- STATED EXERCISE -
Find the line that contains "Convert this screenshot". Output it and every line after it to the end of the records, exactly as they appear.

+++ MATERIAL SHOWN

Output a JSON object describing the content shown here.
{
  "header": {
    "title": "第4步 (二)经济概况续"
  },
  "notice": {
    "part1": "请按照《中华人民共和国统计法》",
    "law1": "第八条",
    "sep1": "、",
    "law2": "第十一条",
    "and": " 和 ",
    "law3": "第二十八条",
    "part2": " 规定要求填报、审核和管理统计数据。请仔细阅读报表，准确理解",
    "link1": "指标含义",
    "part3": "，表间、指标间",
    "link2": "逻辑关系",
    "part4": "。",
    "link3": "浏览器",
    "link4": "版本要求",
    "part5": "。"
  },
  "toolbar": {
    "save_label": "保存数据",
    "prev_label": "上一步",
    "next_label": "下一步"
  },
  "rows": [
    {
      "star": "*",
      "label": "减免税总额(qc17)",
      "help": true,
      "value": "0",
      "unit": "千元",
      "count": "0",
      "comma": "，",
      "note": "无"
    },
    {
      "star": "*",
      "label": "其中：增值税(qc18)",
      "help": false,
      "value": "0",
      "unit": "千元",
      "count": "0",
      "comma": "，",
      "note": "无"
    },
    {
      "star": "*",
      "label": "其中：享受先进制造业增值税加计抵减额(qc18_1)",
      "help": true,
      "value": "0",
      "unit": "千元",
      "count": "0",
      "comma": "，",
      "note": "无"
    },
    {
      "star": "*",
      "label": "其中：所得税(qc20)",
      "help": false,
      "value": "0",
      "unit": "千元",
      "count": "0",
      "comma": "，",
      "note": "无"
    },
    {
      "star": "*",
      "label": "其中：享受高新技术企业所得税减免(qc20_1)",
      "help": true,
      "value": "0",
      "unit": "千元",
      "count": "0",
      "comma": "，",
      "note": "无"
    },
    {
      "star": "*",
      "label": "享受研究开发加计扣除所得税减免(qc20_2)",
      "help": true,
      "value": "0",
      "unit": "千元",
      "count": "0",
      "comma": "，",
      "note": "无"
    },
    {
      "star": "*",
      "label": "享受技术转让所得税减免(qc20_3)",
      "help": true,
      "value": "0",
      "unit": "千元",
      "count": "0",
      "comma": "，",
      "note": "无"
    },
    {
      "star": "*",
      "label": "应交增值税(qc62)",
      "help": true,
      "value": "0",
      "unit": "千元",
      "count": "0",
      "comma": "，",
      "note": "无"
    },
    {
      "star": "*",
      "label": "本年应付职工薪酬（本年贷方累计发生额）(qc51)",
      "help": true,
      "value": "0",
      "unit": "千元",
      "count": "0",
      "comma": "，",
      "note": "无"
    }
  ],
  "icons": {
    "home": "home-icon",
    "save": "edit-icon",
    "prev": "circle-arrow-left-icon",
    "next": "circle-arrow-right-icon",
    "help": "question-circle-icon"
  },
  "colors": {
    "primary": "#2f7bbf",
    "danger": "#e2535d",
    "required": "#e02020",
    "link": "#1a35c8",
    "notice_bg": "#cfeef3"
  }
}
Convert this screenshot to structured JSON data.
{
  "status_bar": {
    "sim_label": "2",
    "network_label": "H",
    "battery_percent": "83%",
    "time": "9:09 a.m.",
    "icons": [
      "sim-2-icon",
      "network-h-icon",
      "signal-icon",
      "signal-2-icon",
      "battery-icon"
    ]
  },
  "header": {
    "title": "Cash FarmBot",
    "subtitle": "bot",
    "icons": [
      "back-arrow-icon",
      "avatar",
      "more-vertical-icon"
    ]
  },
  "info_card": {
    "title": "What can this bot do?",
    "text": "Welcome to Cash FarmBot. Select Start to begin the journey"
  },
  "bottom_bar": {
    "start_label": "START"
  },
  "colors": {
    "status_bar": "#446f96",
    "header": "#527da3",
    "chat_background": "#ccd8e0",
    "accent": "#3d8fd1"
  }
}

++++++

- RESPONSE TO THIS EXERCISE -
Convert this screenshot to structured JSON data.
{
  "status_bar": {
    "sim_label": "2",
    "network_label": "H",
    "battery_percent": "83%",
    "time": "9:09 a.m.",
    "icons": [
      "sim-2-icon",
      "network-h-icon",
      "signal-icon",
      "signal-2-icon",
      "battery-icon"
    ]
  },
  "header": {
    "title": "Cash FarmBot",
    "subtitle": "bot",
    "icons": [
      "back-arrow-icon",
      "avatar",
      "more-vertical-icon"
    ]
  },
  "info_card": {
    "title": "What can this bot do?",
    "text": "Welcome to Cash FarmBot. Select Start to begin the journey"
  },
  "bottom_bar": {
    "start_label": "START"
  },
  "colors": {
    "status_bar": "#446f96",
    "header": "#527da3",
    "chat_background": "#ccd8e0",
    "accent": "#3d8fd1"
  }
}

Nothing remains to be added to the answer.